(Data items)
-*-*-
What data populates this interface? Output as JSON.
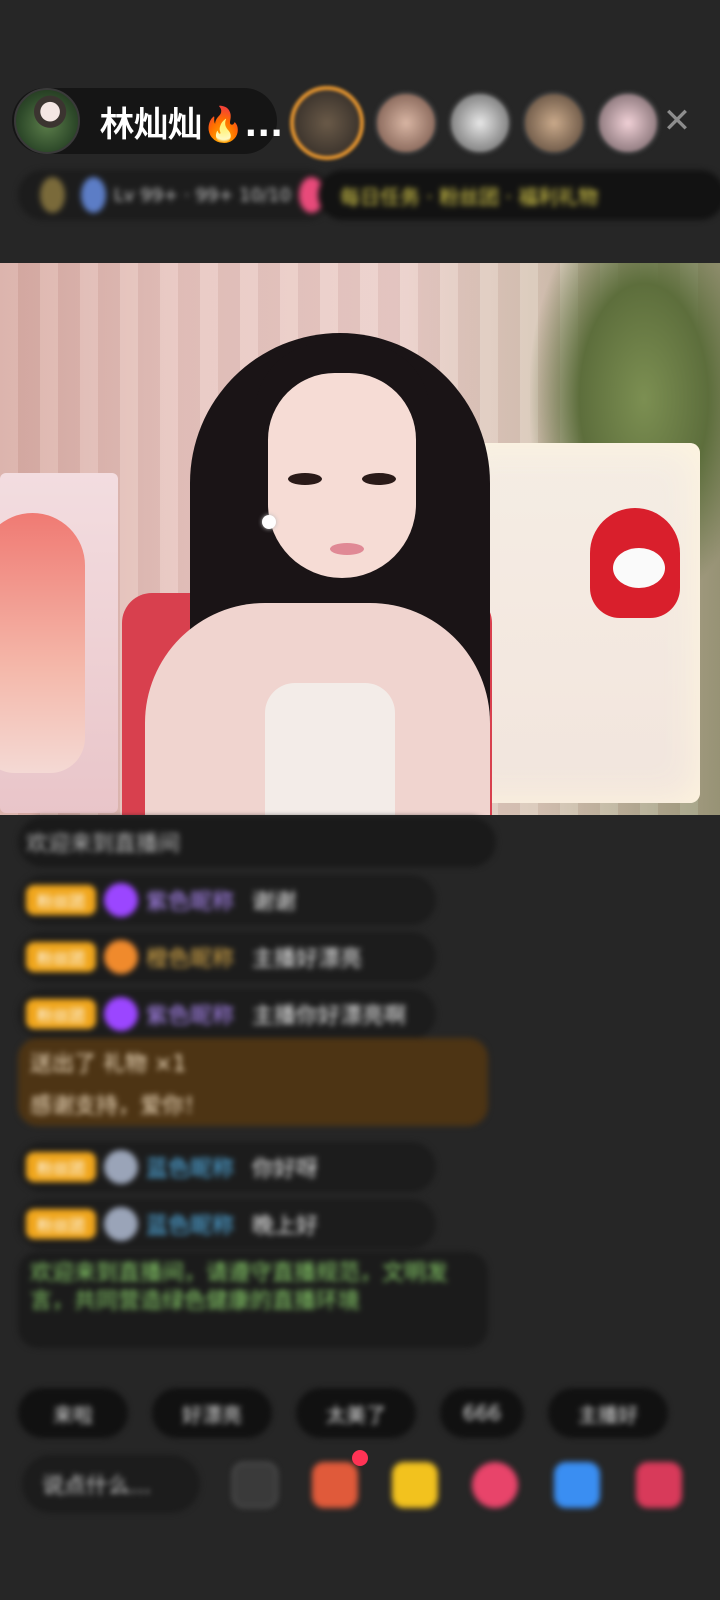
{
  "header": {
    "host_name": "林灿灿🔥...",
    "close_icon": "close-icon",
    "info_strip": {
      "rank_text": "Lv 99+ · 99+ 10/10",
      "task_text": "每日任务 · 粉丝团 · 福利礼物"
    }
  },
  "chat": {
    "intro": "欢迎来到直播间",
    "messages": [
      {
        "badge": "粉丝团",
        "user": "紫色昵称",
        "text": "谢谢"
      },
      {
        "badge": "粉丝团",
        "user": "橙色昵称",
        "text": "主播好漂亮"
      },
      {
        "badge": "粉丝团",
        "user": "紫色昵称",
        "text": "主播你好漂亮啊"
      },
      {
        "badge": "粉丝团",
        "user": "蓝色昵称",
        "text": "你好呀"
      },
      {
        "badge": "粉丝团",
        "user": "蓝色昵称",
        "text": "晚上好"
      }
    ],
    "gift": {
      "line1": "送出了 礼物 ×1",
      "line2": "感谢支持，爱你！"
    },
    "system": "欢迎来到直播间，请遵守直播规范，文明发言，共同营造绿色健康的直播环境"
  },
  "quick_replies": [
    "来啦",
    "好漂亮",
    "太美了",
    "666",
    "主播好"
  ],
  "bottom": {
    "input_placeholder": "说点什么..."
  },
  "colors": {
    "background": "#262626",
    "badge": "#f0a61c",
    "gift_bg": "#4d3414",
    "system_text": "#8bd36b"
  }
}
-*-*-
All the material shown above is to be copied exactly, with no pictures carried over.

What data populates this interface? Output as JSON.
{
  "header": {
    "host_name": "林灿灿🔥...",
    "close_icon": "close-icon",
    "info_strip": {
      "rank_text": "Lv 99+ · 99+ 10/10",
      "task_text": "每日任务 · 粉丝团 · 福利礼物"
    }
  },
  "chat": {
    "intro": "欢迎来到直播间",
    "messages": [
      {
        "badge": "粉丝团",
        "user": "紫色昵称",
        "text": "谢谢"
      },
      {
        "badge": "粉丝团",
        "user": "橙色昵称",
        "text": "主播好漂亮"
      },
      {
        "badge": "粉丝团",
        "user": "紫色昵称",
        "text": "主播你好漂亮啊"
      },
      {
        "badge": "粉丝团",
        "user": "蓝色昵称",
        "text": "你好呀"
      },
      {
        "badge": "粉丝团",
        "user": "蓝色昵称",
        "text": "晚上好"
      }
    ],
    "gift": {
      "line1": "送出了 礼物 ×1",
      "line2": "感谢支持，爱你！"
    },
    "system": "欢迎来到直播间，请遵守直播规范，文明发言，共同营造绿色健康的直播环境"
  },
  "quick_replies": [
    "来啦",
    "好漂亮",
    "太美了",
    "666",
    "主播好"
  ],
  "bottom": {
    "input_placeholder": "说点什么..."
  },
  "colors": {
    "background": "#262626",
    "badge": "#f0a61c",
    "gift_bg": "#4d3414",
    "system_text": "#8bd36b"
  }
}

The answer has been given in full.